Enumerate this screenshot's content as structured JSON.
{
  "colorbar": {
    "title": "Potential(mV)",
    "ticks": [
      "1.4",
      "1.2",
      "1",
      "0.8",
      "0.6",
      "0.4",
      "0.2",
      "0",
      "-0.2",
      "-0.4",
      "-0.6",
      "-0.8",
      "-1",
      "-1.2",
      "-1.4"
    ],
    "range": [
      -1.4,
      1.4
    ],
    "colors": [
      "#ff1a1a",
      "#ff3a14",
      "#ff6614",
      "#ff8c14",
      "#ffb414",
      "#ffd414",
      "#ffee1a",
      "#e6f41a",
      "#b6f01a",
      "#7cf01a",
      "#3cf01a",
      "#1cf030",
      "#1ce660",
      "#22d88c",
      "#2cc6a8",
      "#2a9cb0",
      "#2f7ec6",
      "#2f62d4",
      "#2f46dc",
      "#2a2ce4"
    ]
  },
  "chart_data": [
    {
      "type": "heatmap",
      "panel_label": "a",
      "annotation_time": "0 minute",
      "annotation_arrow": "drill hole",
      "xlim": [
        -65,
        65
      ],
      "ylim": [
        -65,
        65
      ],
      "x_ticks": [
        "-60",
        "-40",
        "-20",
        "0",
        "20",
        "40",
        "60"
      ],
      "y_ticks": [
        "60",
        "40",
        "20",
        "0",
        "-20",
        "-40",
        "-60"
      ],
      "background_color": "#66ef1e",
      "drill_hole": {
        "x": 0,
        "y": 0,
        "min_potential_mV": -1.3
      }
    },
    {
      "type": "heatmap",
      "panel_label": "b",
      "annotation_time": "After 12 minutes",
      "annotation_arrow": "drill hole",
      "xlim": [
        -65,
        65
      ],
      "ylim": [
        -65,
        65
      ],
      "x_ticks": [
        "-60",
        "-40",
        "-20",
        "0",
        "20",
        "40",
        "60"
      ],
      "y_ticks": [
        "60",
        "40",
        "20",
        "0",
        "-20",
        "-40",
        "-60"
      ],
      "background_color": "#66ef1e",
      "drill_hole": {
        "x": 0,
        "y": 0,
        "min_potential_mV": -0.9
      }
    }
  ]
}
---
Short exercise:
Transcribe the whole listing with nothing added or left out.

Exercise response:
Enumerate this screenshot's content as structured JSON.
{
  "colorbar": {
    "title": "Potential(mV)",
    "ticks": [
      "1.4",
      "1.2",
      "1",
      "0.8",
      "0.6",
      "0.4",
      "0.2",
      "0",
      "-0.2",
      "-0.4",
      "-0.6",
      "-0.8",
      "-1",
      "-1.2",
      "-1.4"
    ],
    "range": [
      -1.4,
      1.4
    ],
    "colors": [
      "#ff1a1a",
      "#ff3a14",
      "#ff6614",
      "#ff8c14",
      "#ffb414",
      "#ffd414",
      "#ffee1a",
      "#e6f41a",
      "#b6f01a",
      "#7cf01a",
      "#3cf01a",
      "#1cf030",
      "#1ce660",
      "#22d88c",
      "#2cc6a8",
      "#2a9cb0",
      "#2f7ec6",
      "#2f62d4",
      "#2f46dc",
      "#2a2ce4"
    ]
  },
  "chart_data": [
    {
      "type": "heatmap",
      "panel_label": "a",
      "annotation_time": "0 minute",
      "annotation_arrow": "drill hole",
      "xlim": [
        -65,
        65
      ],
      "ylim": [
        -65,
        65
      ],
      "x_ticks": [
        "-60",
        "-40",
        "-20",
        "0",
        "20",
        "40",
        "60"
      ],
      "y_ticks": [
        "60",
        "40",
        "20",
        "0",
        "-20",
        "-40",
        "-60"
      ],
      "background_color": "#66ef1e",
      "drill_hole": {
        "x": 0,
        "y": 0,
        "min_potential_mV": -1.3
      }
    },
    {
      "type": "heatmap",
      "panel_label": "b",
      "annotation_time": "After 12 minutes",
      "annotation_arrow": "drill hole",
      "xlim": [
        -65,
        65
      ],
      "ylim": [
        -65,
        65
      ],
      "x_ticks": [
        "-60",
        "-40",
        "-20",
        "0",
        "20",
        "40",
        "60"
      ],
      "y_ticks": [
        "60",
        "40",
        "20",
        "0",
        "-20",
        "-40",
        "-60"
      ],
      "background_color": "#66ef1e",
      "drill_hole": {
        "x": 0,
        "y": 0,
        "min_potential_mV": -0.9
      }
    }
  ]
}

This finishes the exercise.